Where the string "placeholder" occurs in the material below, report the whole line.

********

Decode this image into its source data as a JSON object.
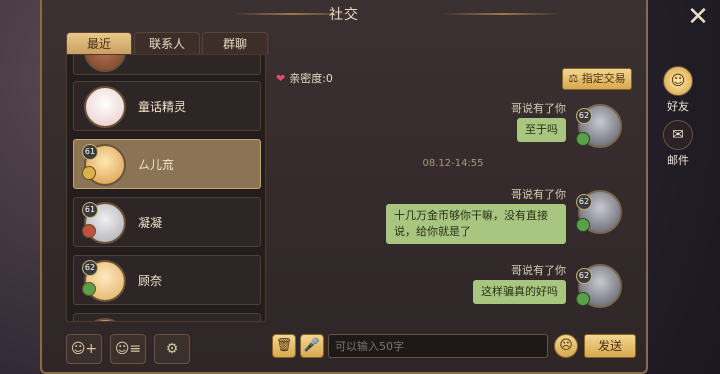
{
  "window": {
    "title": "社交"
  },
  "tabs": [
    {
      "label": "最近",
      "active": true
    },
    {
      "label": "联系人",
      "active": false
    },
    {
      "label": "群聊",
      "active": false
    }
  ],
  "friends": [
    {
      "name": "童话精灵",
      "level": "",
      "selected": false
    },
    {
      "name": "ㄙ儿㐬",
      "level": "61",
      "selected": true
    },
    {
      "name": "凝凝",
      "level": "61",
      "selected": false
    },
    {
      "name": "顾奈",
      "level": "62",
      "selected": false
    }
  ],
  "chat": {
    "intimacy": "亲密度:0",
    "trade_button": "指定交易",
    "timestamp": "08.12-14:55",
    "messages": [
      {
        "sender": "哥说有了你",
        "text": "至于吗",
        "level": "62"
      },
      {
        "sender": "哥说有了你",
        "text": "十几万金币够你干嘛，没有直接说，给你就是了",
        "level": "62"
      },
      {
        "sender": "哥说有了你",
        "text": "这样骗真的好吗",
        "level": "62"
      }
    ]
  },
  "input": {
    "placeholder": "可以输入50字"
  },
  "send_button": "发送",
  "side": {
    "friends_label": "好友",
    "mail_label": "邮件"
  },
  "colors": {
    "accent": "#d7a94e",
    "bubble": "#a8c680",
    "panel": "#2f2628"
  },
  "icons": {
    "close": "close-icon",
    "add_friend": "add-friend-icon",
    "friend_list": "friend-list-icon",
    "settings": "gear-icon",
    "trash": "trash-icon",
    "voice": "microphone-icon",
    "emoji": "emoji-icon",
    "heart": "heart-icon",
    "trade": "scale-icon"
  }
}
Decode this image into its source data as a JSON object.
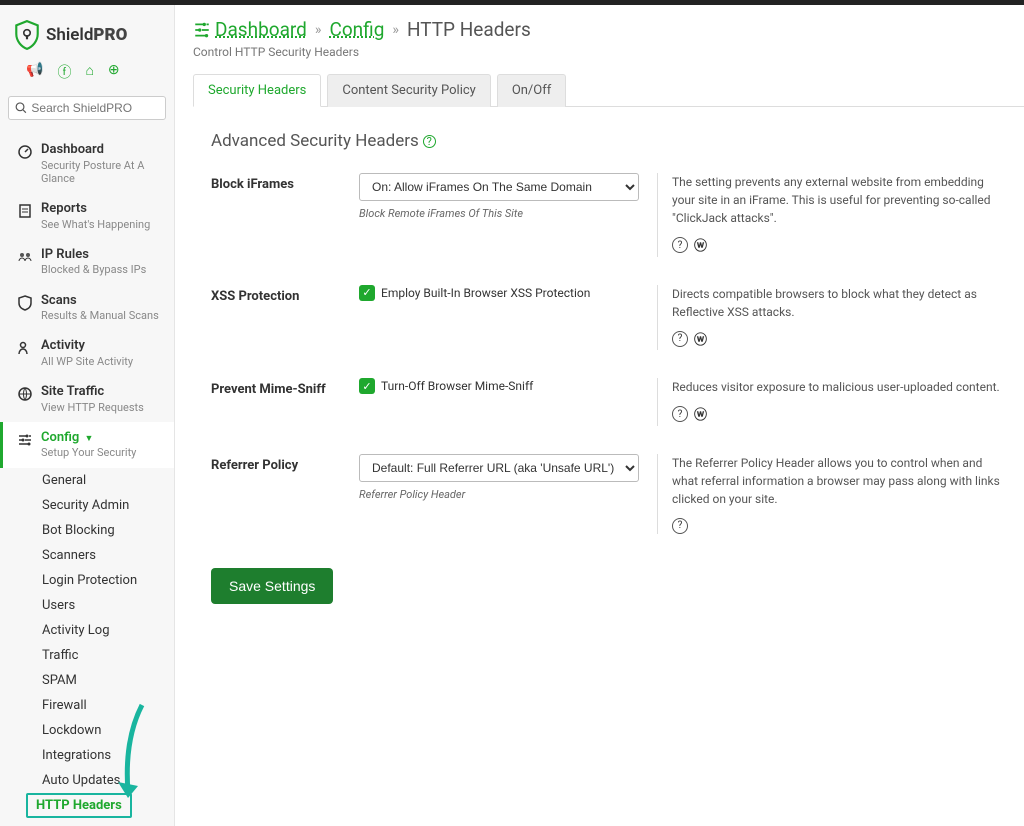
{
  "brand": {
    "name": "Shield",
    "suffix": "PRO"
  },
  "search": {
    "placeholder": "Search ShieldPRO"
  },
  "nav": [
    {
      "label": "Dashboard",
      "sub": "Security Posture At A Glance",
      "icon": "dashboard"
    },
    {
      "label": "Reports",
      "sub": "See What's Happening",
      "icon": "reports"
    },
    {
      "label": "IP Rules",
      "sub": "Blocked & Bypass IPs",
      "icon": "iprules"
    },
    {
      "label": "Scans",
      "sub": "Results & Manual Scans",
      "icon": "scans"
    },
    {
      "label": "Activity",
      "sub": "All WP Site Activity",
      "icon": "activity"
    },
    {
      "label": "Site Traffic",
      "sub": "View HTTP Requests",
      "icon": "traffic"
    },
    {
      "label": "Config",
      "sub": "Setup Your Security",
      "icon": "config",
      "active": true,
      "caret": true
    }
  ],
  "subnav": [
    "General",
    "Security Admin",
    "Bot Blocking",
    "Scanners",
    "Login Protection",
    "Users",
    "Activity Log",
    "Traffic",
    "SPAM",
    "Firewall",
    "Lockdown",
    "Integrations",
    "Auto Updates",
    "HTTP Headers"
  ],
  "subnav_active": "HTTP Headers",
  "breadcrumb": {
    "root": "Dashboard",
    "mid": "Config",
    "current": "HTTP Headers"
  },
  "page_subtitle": "Control HTTP Security Headers",
  "tabs": [
    {
      "label": "Security Headers",
      "active": true
    },
    {
      "label": "Content Security Policy"
    },
    {
      "label": "On/Off"
    }
  ],
  "section_title": "Advanced Security Headers",
  "settings": {
    "block_iframes": {
      "label": "Block iFrames",
      "select_value": "On: Allow iFrames On The Same Domain",
      "hint": "Block Remote iFrames Of This Site",
      "desc": "The setting prevents any external website from embedding your site in an iFrame. This is useful for preventing so-called \"ClickJack attacks\"."
    },
    "xss": {
      "label": "XSS Protection",
      "checkbox_label": "Employ Built-In Browser XSS Protection",
      "desc": "Directs compatible browsers to block what they detect as Reflective XSS attacks."
    },
    "mime": {
      "label": "Prevent Mime-Sniff",
      "checkbox_label": "Turn-Off Browser Mime-Sniff",
      "desc": "Reduces visitor exposure to malicious user-uploaded content."
    },
    "referrer": {
      "label": "Referrer Policy",
      "select_value": "Default: Full Referrer URL (aka 'Unsafe URL')",
      "hint": "Referrer Policy Header",
      "desc": "The Referrer Policy Header allows you to control when and what referral information a browser may pass along with links clicked on your site."
    }
  },
  "save_button": "Save Settings"
}
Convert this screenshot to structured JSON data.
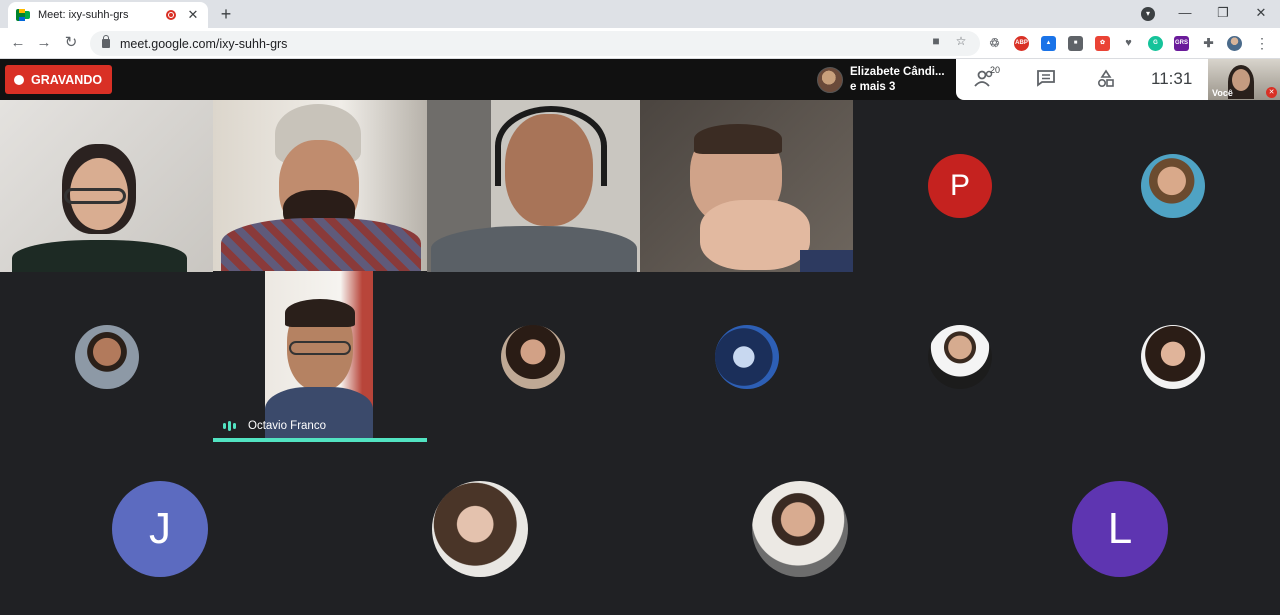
{
  "browser": {
    "tab_title": "Meet: ixy-suhh-grs",
    "new_tab_symbol": "+",
    "url": "meet.google.com/ixy-suhh-grs",
    "window_controls": [
      "minimize",
      "restore",
      "close"
    ]
  },
  "meet": {
    "recording_label": "GRAVANDO",
    "presenter": {
      "line1": "Elizabete Cândi...",
      "line2": "e mais 3"
    },
    "participants_count": "20",
    "time": "11:31",
    "self_label": "Você",
    "active_speaker": "Octavio Franco",
    "letter_avatars": {
      "p": "P",
      "j": "J",
      "l": "L"
    },
    "colors": {
      "recording": "#d93025",
      "speaking": "#52e3c2",
      "avatar_p": "#c5221f",
      "avatar_j": "#5c6bc0",
      "avatar_l": "#5e35b1",
      "background": "#202124"
    }
  }
}
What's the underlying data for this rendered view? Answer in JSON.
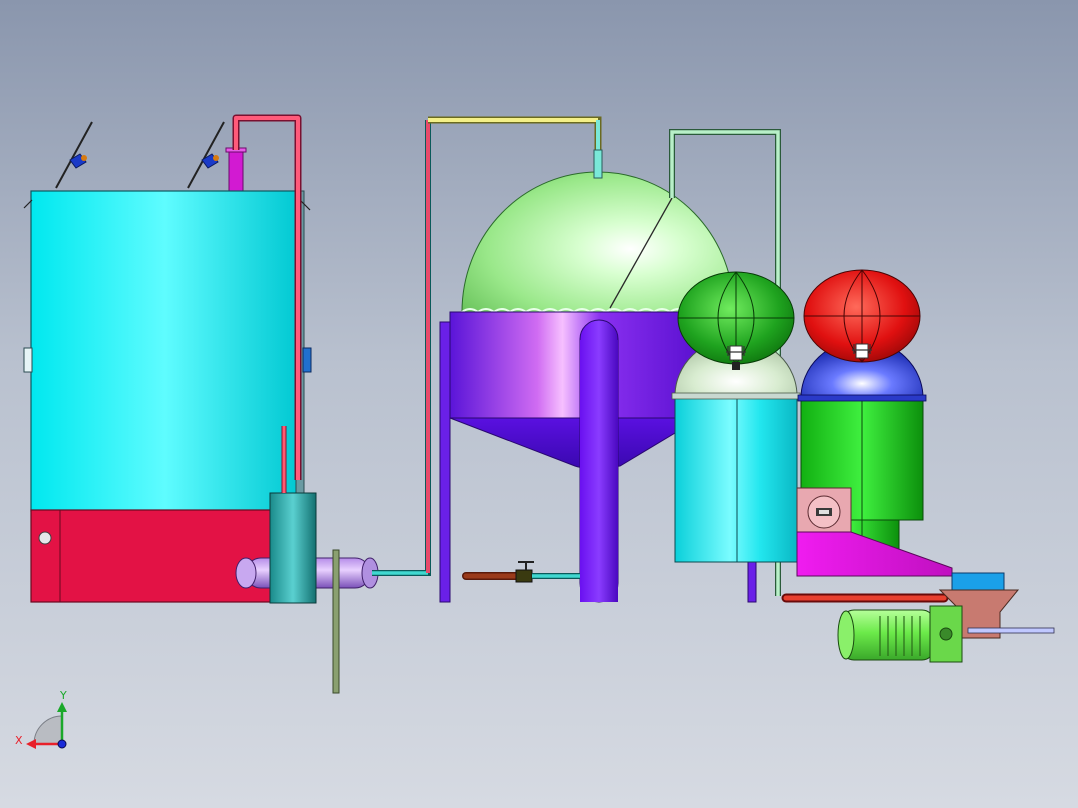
{
  "triad": {
    "x_label": "X",
    "y_label": "Y",
    "x_color": "#e8202a",
    "y_color": "#1aa82a",
    "z_color": "#1a2ad8"
  },
  "colors": {
    "background_top": "#8a96ad",
    "background_bottom": "#d6dae2",
    "left_tank_body": "#00ffff",
    "left_tank_base": "#e31245",
    "dome": "#9cf088",
    "hopper": "#7a22ee",
    "green_sphere": "#1ea31e",
    "red_sphere": "#e01010",
    "cyan_tank": "#12e0e8",
    "green_tank": "#1ed91e",
    "magenta_chute": "#f018f0",
    "motor": "#7cf04a"
  },
  "equipment": [
    "left-tank",
    "heat-exchanger",
    "dome-reactor",
    "green-sphere",
    "red-sphere",
    "cyan-tank",
    "green-tank",
    "control-box",
    "motor"
  ]
}
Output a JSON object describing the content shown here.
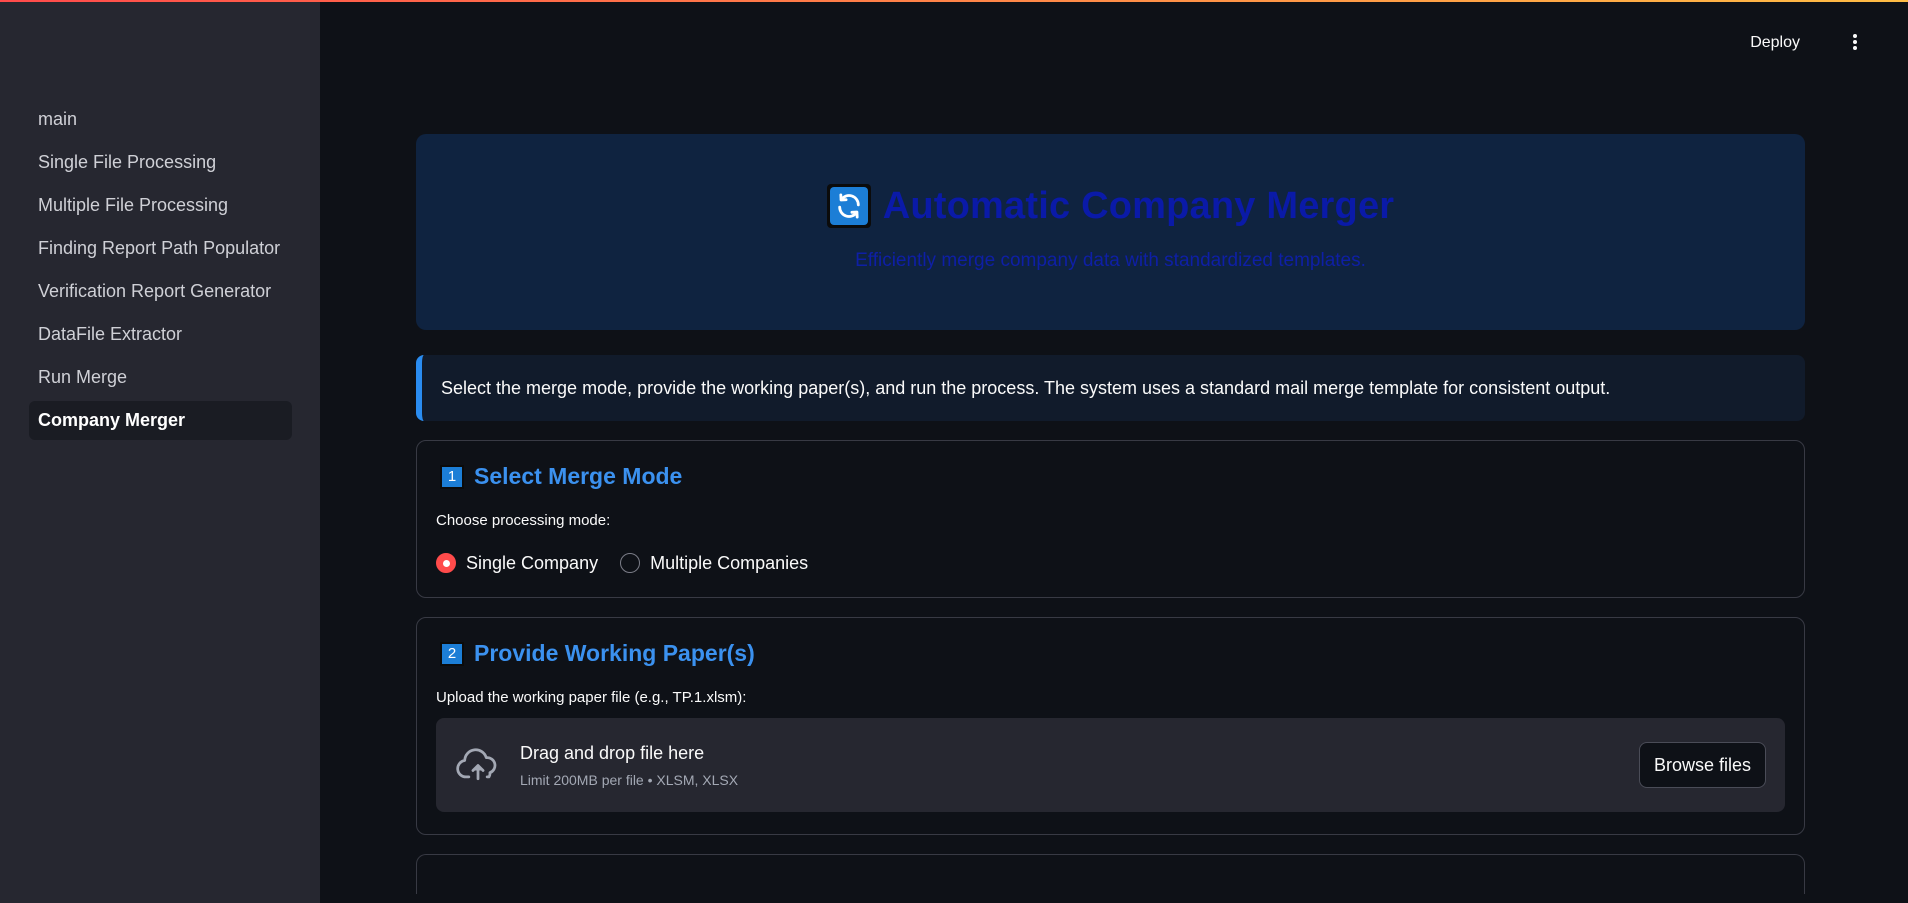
{
  "header": {
    "deploy_label": "Deploy"
  },
  "sidebar": {
    "items": [
      {
        "label": "main"
      },
      {
        "label": "Single File Processing"
      },
      {
        "label": "Multiple File Processing"
      },
      {
        "label": "Finding Report Path Populator"
      },
      {
        "label": "Verification Report Generator"
      },
      {
        "label": "DataFile Extractor"
      },
      {
        "label": "Run Merge"
      },
      {
        "label": "Company Merger",
        "active": true
      }
    ]
  },
  "hero": {
    "icon": "refresh-icon",
    "title": "Automatic Company Merger",
    "subtitle": "Efficiently merge company data with standardized templates."
  },
  "info": {
    "text": "Select the merge mode, provide the working paper(s), and run the process. The system uses a standard mail merge template for consistent output."
  },
  "step1": {
    "number": "1",
    "title": "Select Merge Mode",
    "label": "Choose processing mode:",
    "options": [
      {
        "label": "Single Company",
        "selected": true
      },
      {
        "label": "Multiple Companies",
        "selected": false
      }
    ]
  },
  "step2": {
    "number": "2",
    "title": "Provide Working Paper(s)",
    "label": "Upload the working paper file (e.g., TP.1.xlsm):",
    "dropzone_title": "Drag and drop file here",
    "dropzone_limit": "Limit 200MB per file • XLSM, XLSX",
    "browse_label": "Browse files",
    "icon": "cloud-upload-icon"
  },
  "colors": {
    "accent": "#ff4b4b",
    "sidebar_bg": "#262730",
    "app_bg": "#0e1117",
    "hero_bg": "#0f2340",
    "step_title": "#3b91ef",
    "info_border": "#2a8cf0"
  }
}
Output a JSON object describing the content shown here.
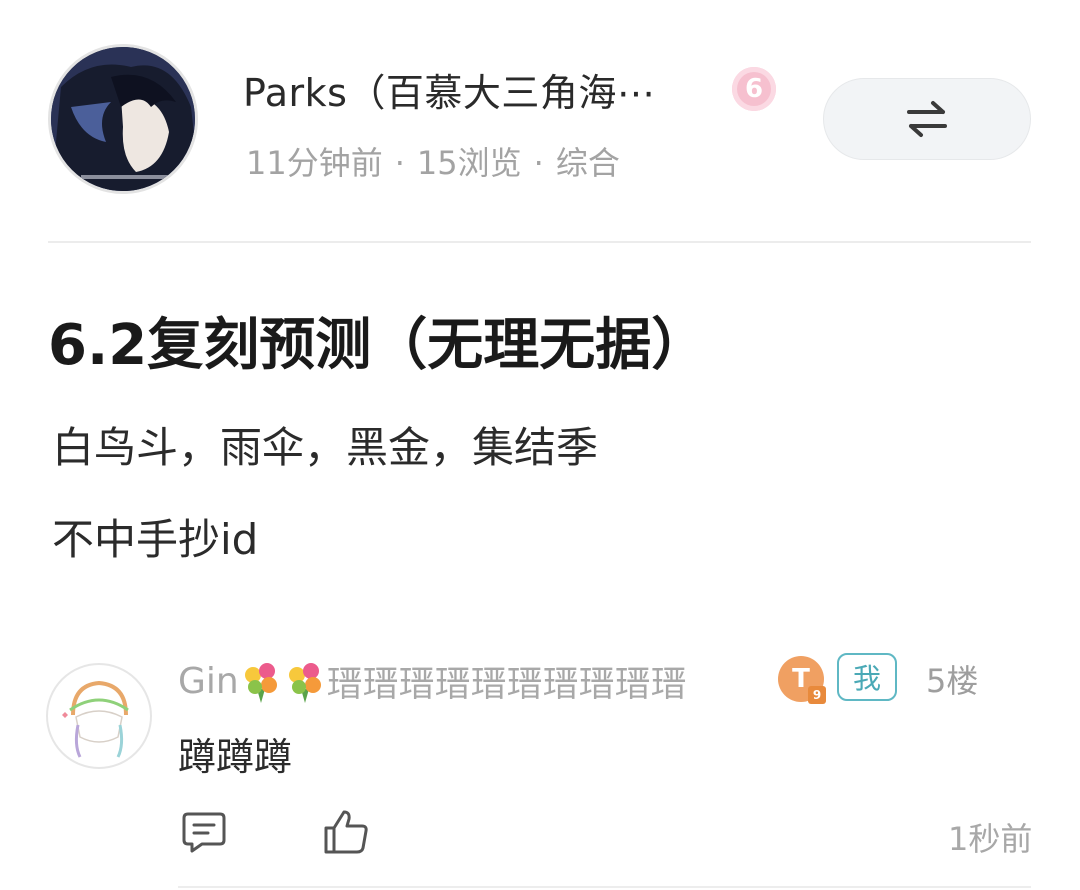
{
  "post": {
    "author": "Parks（百慕大三角海⋯",
    "level_badge": "6",
    "meta": {
      "time": "11分钟前",
      "views": "15浏览",
      "category": "综合",
      "separator": "·"
    },
    "title": "6.2复刻预测（无理无据）",
    "lines": [
      "白鸟斗，雨伞，黑金，集结季",
      "不中手抄id"
    ]
  },
  "comment": {
    "username_prefix": "Gin",
    "username_suffix": "瑨瑨瑨瑨瑨瑨瑨瑨瑨瑨",
    "badge_letter": "T",
    "badge_level": "9",
    "me_tag": "我",
    "floor": "5楼",
    "text": "蹲蹲蹲",
    "time": "1秒前"
  },
  "icons": {
    "swap": "swap-arrows-icon",
    "reply": "comment-bubble-icon",
    "like": "thumbs-up-icon",
    "flower": "bouquet-icon"
  },
  "colors": {
    "level_badge": "#f6c0cf",
    "me_tag": "#4aa9b6",
    "t_badge": "#f0a062",
    "muted_text": "#a3a3a3"
  }
}
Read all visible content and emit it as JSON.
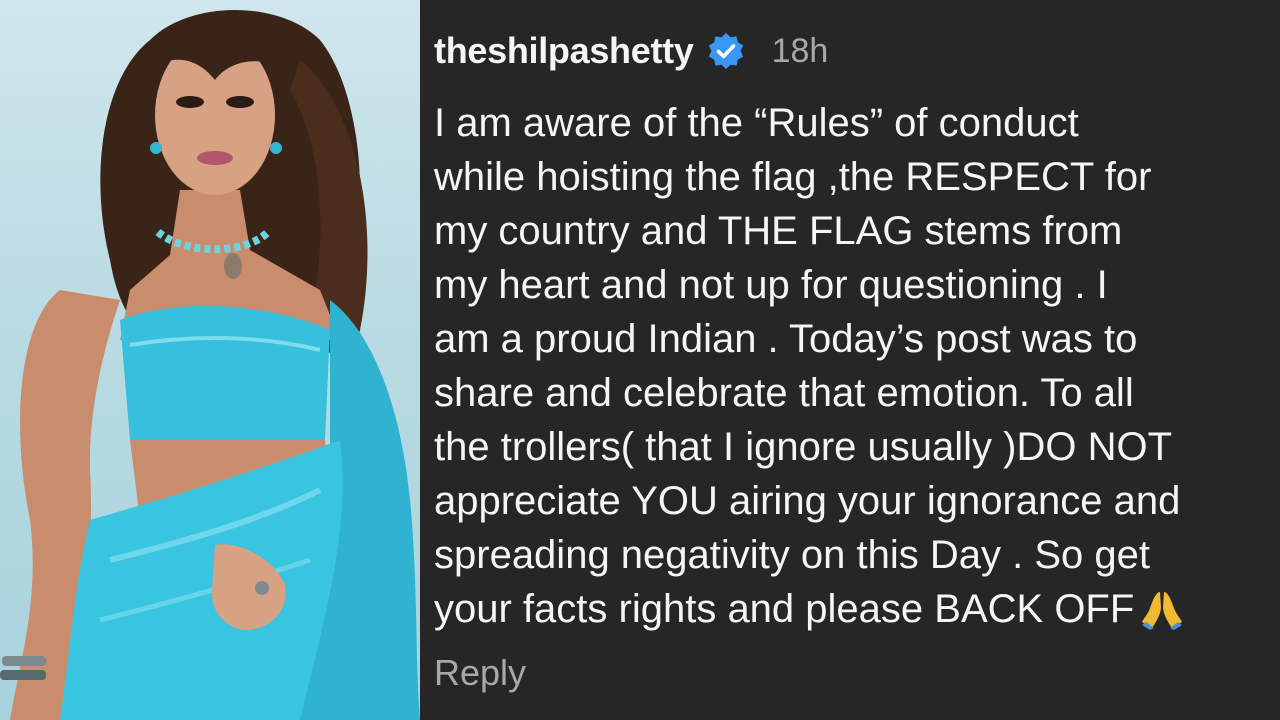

********

#### [Final answer]
    "placeholder": "可以输入50字"
    "placeholder": "Search ShieldPRO"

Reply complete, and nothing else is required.